── Task input
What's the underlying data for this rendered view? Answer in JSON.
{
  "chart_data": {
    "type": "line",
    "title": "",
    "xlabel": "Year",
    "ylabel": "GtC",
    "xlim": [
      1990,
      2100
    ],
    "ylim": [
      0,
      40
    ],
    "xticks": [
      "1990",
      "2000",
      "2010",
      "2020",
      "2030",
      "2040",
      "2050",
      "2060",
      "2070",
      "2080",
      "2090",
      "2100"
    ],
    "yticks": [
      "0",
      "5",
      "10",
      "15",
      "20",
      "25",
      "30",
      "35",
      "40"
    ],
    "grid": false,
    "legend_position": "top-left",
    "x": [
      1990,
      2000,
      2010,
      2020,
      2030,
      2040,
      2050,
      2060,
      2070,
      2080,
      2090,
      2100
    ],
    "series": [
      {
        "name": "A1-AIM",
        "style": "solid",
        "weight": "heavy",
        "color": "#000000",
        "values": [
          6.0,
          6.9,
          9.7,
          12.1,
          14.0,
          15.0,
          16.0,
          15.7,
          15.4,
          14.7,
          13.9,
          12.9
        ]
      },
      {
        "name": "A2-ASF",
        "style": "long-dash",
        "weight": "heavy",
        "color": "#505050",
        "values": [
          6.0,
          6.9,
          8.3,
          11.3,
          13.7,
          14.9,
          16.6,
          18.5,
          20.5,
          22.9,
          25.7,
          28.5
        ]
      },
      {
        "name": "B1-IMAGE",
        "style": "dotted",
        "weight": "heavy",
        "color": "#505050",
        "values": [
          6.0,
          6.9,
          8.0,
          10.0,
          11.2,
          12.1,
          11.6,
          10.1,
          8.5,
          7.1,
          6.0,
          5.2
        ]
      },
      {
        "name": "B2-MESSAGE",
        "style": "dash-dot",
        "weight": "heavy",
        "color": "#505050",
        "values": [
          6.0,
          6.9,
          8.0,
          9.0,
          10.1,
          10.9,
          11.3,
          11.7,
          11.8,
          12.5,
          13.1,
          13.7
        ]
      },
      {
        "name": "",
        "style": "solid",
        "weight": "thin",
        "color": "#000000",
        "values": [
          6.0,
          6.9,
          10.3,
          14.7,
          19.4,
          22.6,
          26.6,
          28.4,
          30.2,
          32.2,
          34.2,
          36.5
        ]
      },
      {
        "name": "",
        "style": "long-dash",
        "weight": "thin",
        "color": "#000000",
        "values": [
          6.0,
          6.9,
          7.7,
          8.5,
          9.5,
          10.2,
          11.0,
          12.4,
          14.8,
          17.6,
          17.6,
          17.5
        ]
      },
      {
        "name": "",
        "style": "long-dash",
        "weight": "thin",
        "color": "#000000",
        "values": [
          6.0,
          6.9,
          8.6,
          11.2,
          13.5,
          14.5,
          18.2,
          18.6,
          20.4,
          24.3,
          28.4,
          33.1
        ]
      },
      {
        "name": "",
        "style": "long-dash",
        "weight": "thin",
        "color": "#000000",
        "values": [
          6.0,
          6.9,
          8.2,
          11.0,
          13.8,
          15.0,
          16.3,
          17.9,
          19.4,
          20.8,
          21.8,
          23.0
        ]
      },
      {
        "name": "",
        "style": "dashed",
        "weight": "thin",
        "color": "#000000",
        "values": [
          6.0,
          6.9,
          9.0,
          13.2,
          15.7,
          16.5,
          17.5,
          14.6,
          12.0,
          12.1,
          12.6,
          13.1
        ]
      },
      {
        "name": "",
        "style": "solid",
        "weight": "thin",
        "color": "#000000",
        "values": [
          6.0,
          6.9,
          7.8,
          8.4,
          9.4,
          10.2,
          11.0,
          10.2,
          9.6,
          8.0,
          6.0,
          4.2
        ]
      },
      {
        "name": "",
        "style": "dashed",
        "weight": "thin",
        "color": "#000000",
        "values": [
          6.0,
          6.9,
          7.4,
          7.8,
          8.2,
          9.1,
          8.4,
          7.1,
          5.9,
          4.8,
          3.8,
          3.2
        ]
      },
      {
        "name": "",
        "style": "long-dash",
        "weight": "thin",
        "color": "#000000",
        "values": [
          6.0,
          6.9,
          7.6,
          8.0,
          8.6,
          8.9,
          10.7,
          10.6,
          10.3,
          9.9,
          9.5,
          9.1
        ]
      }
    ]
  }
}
────
Set task:
Go through the data and return every record exactly.

Response below:
What's the underlying data for this rendered view? Answer in JSON.
{
  "chart_data": {
    "type": "line",
    "title": "",
    "xlabel": "Year",
    "ylabel": "GtC",
    "xlim": [
      1990,
      2100
    ],
    "ylim": [
      0,
      40
    ],
    "xticks": [
      "1990",
      "2000",
      "2010",
      "2020",
      "2030",
      "2040",
      "2050",
      "2060",
      "2070",
      "2080",
      "2090",
      "2100"
    ],
    "yticks": [
      "0",
      "5",
      "10",
      "15",
      "20",
      "25",
      "30",
      "35",
      "40"
    ],
    "grid": false,
    "legend_position": "top-left",
    "x": [
      1990,
      2000,
      2010,
      2020,
      2030,
      2040,
      2050,
      2060,
      2070,
      2080,
      2090,
      2100
    ],
    "series": [
      {
        "name": "A1-AIM",
        "style": "solid",
        "weight": "heavy",
        "color": "#000000",
        "values": [
          6.0,
          6.9,
          9.7,
          12.1,
          14.0,
          15.0,
          16.0,
          15.7,
          15.4,
          14.7,
          13.9,
          12.9
        ]
      },
      {
        "name": "A2-ASF",
        "style": "long-dash",
        "weight": "heavy",
        "color": "#505050",
        "values": [
          6.0,
          6.9,
          8.3,
          11.3,
          13.7,
          14.9,
          16.6,
          18.5,
          20.5,
          22.9,
          25.7,
          28.5
        ]
      },
      {
        "name": "B1-IMAGE",
        "style": "dotted",
        "weight": "heavy",
        "color": "#505050",
        "values": [
          6.0,
          6.9,
          8.0,
          10.0,
          11.2,
          12.1,
          11.6,
          10.1,
          8.5,
          7.1,
          6.0,
          5.2
        ]
      },
      {
        "name": "B2-MESSAGE",
        "style": "dash-dot",
        "weight": "heavy",
        "color": "#505050",
        "values": [
          6.0,
          6.9,
          8.0,
          9.0,
          10.1,
          10.9,
          11.3,
          11.7,
          11.8,
          12.5,
          13.1,
          13.7
        ]
      },
      {
        "name": "",
        "style": "solid",
        "weight": "thin",
        "color": "#000000",
        "values": [
          6.0,
          6.9,
          10.3,
          14.7,
          19.4,
          22.6,
          26.6,
          28.4,
          30.2,
          32.2,
          34.2,
          36.5
        ]
      },
      {
        "name": "",
        "style": "long-dash",
        "weight": "thin",
        "color": "#000000",
        "values": [
          6.0,
          6.9,
          7.7,
          8.5,
          9.5,
          10.2,
          11.0,
          12.4,
          14.8,
          17.6,
          17.6,
          17.5
        ]
      },
      {
        "name": "",
        "style": "long-dash",
        "weight": "thin",
        "color": "#000000",
        "values": [
          6.0,
          6.9,
          8.6,
          11.2,
          13.5,
          14.5,
          18.2,
          18.6,
          20.4,
          24.3,
          28.4,
          33.1
        ]
      },
      {
        "name": "",
        "style": "long-dash",
        "weight": "thin",
        "color": "#000000",
        "values": [
          6.0,
          6.9,
          8.2,
          11.0,
          13.8,
          15.0,
          16.3,
          17.9,
          19.4,
          20.8,
          21.8,
          23.0
        ]
      },
      {
        "name": "",
        "style": "dashed",
        "weight": "thin",
        "color": "#000000",
        "values": [
          6.0,
          6.9,
          9.0,
          13.2,
          15.7,
          16.5,
          17.5,
          14.6,
          12.0,
          12.1,
          12.6,
          13.1
        ]
      },
      {
        "name": "",
        "style": "solid",
        "weight": "thin",
        "color": "#000000",
        "values": [
          6.0,
          6.9,
          7.8,
          8.4,
          9.4,
          10.2,
          11.0,
          10.2,
          9.6,
          8.0,
          6.0,
          4.2
        ]
      },
      {
        "name": "",
        "style": "dashed",
        "weight": "thin",
        "color": "#000000",
        "values": [
          6.0,
          6.9,
          7.4,
          7.8,
          8.2,
          9.1,
          8.4,
          7.1,
          5.9,
          4.8,
          3.8,
          3.2
        ]
      },
      {
        "name": "",
        "style": "long-dash",
        "weight": "thin",
        "color": "#000000",
        "values": [
          6.0,
          6.9,
          7.6,
          8.0,
          8.6,
          8.9,
          10.7,
          10.6,
          10.3,
          9.9,
          9.5,
          9.1
        ]
      }
    ]
  }
}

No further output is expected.